INPUT MATERIAL
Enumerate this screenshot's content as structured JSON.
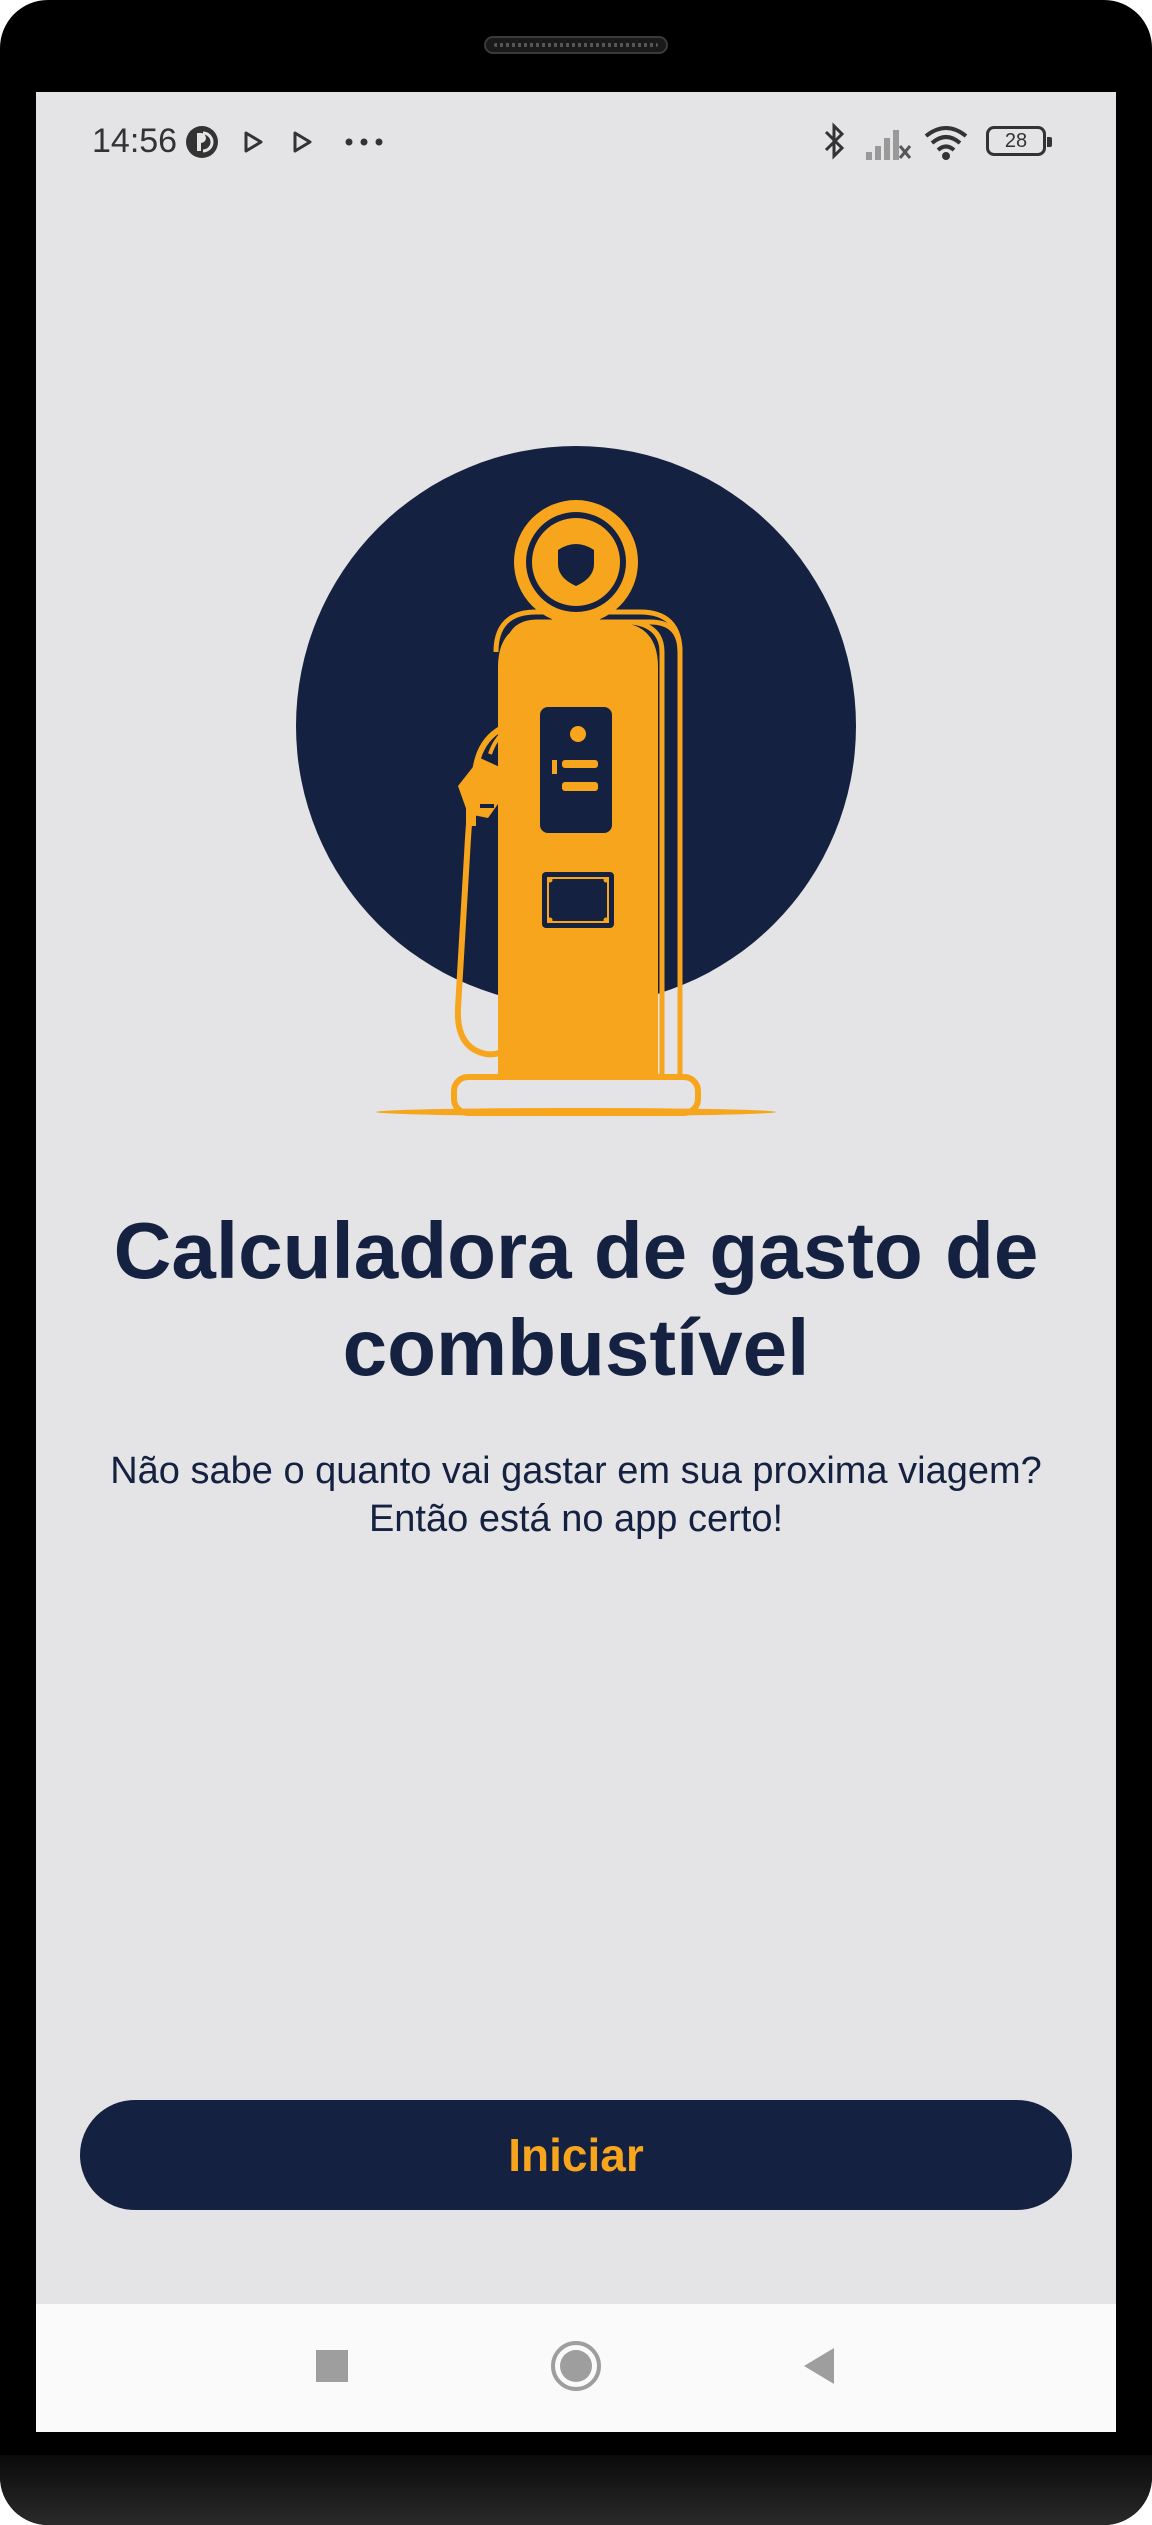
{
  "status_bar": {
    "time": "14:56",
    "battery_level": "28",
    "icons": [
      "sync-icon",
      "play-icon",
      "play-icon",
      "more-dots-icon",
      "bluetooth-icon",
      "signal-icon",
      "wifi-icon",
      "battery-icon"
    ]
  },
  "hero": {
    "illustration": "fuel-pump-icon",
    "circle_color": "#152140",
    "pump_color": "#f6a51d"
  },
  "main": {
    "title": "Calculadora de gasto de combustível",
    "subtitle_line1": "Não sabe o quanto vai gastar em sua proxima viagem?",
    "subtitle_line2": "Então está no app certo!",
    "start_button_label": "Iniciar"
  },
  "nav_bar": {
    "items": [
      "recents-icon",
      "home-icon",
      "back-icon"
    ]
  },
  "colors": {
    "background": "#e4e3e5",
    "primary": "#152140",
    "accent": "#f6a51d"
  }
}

WHAT YOU WILL DO
Output an exact copy of the material, with the pictures removed.

FULL RESPONSE
Enumerate this screenshot's content as structured JSON.
{
  "status_bar": {
    "time": "14:56",
    "battery_level": "28",
    "icons": [
      "sync-icon",
      "play-icon",
      "play-icon",
      "more-dots-icon",
      "bluetooth-icon",
      "signal-icon",
      "wifi-icon",
      "battery-icon"
    ]
  },
  "hero": {
    "illustration": "fuel-pump-icon",
    "circle_color": "#152140",
    "pump_color": "#f6a51d"
  },
  "main": {
    "title": "Calculadora de gasto de combustível",
    "subtitle_line1": "Não sabe o quanto vai gastar em sua proxima viagem?",
    "subtitle_line2": "Então está no app certo!",
    "start_button_label": "Iniciar"
  },
  "nav_bar": {
    "items": [
      "recents-icon",
      "home-icon",
      "back-icon"
    ]
  },
  "colors": {
    "background": "#e4e3e5",
    "primary": "#152140",
    "accent": "#f6a51d"
  }
}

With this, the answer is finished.